# PROBLEM DETAILS
Among the lines of this listing, determine how many contain the string "BUSINESS". Answer with the number only.

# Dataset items
* Start *

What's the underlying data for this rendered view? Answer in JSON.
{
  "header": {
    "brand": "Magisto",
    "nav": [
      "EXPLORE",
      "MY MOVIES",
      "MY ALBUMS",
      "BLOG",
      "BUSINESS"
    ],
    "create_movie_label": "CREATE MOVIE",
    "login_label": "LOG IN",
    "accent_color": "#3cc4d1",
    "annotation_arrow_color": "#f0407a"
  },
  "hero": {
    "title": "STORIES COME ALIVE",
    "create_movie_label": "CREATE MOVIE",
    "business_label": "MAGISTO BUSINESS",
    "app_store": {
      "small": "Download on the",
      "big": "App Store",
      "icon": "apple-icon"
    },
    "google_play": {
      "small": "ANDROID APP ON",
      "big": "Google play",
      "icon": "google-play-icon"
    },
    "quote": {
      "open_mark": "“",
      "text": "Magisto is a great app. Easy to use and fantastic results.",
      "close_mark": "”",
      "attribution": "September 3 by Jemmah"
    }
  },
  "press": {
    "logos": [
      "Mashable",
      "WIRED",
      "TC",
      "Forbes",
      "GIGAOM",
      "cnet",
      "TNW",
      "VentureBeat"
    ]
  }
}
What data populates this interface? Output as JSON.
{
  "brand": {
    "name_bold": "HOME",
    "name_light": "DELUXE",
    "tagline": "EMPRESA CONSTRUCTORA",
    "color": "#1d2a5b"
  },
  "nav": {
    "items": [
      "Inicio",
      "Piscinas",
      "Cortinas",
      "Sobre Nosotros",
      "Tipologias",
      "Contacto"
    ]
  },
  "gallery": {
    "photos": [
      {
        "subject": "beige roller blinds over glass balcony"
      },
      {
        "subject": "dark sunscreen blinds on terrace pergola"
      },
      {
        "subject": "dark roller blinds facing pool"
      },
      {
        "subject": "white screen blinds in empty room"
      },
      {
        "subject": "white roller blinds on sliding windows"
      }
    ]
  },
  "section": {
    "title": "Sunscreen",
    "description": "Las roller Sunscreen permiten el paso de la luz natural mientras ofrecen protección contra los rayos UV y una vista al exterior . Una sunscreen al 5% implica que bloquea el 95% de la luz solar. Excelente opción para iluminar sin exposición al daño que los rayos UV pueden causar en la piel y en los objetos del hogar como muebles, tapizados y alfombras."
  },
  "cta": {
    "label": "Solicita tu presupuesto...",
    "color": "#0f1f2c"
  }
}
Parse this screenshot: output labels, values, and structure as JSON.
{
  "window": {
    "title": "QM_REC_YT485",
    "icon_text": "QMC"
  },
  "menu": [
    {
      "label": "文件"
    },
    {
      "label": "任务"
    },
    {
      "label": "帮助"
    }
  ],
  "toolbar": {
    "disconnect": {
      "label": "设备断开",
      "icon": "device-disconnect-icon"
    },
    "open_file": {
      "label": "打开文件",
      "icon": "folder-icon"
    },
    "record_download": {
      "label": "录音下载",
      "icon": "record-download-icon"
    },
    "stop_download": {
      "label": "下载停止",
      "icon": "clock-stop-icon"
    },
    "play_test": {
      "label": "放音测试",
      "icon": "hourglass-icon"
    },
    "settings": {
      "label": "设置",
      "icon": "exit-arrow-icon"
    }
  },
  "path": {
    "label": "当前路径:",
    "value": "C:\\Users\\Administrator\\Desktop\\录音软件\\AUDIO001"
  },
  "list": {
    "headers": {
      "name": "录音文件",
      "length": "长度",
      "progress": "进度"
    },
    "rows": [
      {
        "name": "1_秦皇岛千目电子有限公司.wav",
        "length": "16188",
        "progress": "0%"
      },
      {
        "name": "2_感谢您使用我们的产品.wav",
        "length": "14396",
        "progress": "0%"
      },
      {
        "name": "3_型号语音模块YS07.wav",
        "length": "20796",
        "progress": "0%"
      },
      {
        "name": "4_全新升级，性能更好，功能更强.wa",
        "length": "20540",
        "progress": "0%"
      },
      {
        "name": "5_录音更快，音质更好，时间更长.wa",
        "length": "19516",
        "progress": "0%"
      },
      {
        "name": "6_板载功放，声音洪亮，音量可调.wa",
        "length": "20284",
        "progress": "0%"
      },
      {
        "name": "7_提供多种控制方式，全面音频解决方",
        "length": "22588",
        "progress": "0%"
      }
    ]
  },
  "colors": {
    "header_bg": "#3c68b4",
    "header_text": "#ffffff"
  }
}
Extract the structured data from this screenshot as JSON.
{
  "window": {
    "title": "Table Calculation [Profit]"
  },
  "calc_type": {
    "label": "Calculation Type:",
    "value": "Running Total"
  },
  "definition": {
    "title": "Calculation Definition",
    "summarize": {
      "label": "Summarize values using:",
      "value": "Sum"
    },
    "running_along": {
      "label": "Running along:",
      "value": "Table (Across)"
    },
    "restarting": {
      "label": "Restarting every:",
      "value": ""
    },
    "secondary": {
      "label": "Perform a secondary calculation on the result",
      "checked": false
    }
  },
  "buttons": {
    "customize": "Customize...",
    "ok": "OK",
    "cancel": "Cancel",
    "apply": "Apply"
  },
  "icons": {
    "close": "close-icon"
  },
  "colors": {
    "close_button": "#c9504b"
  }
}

* End *

# RESULT FOR THIS TASK
2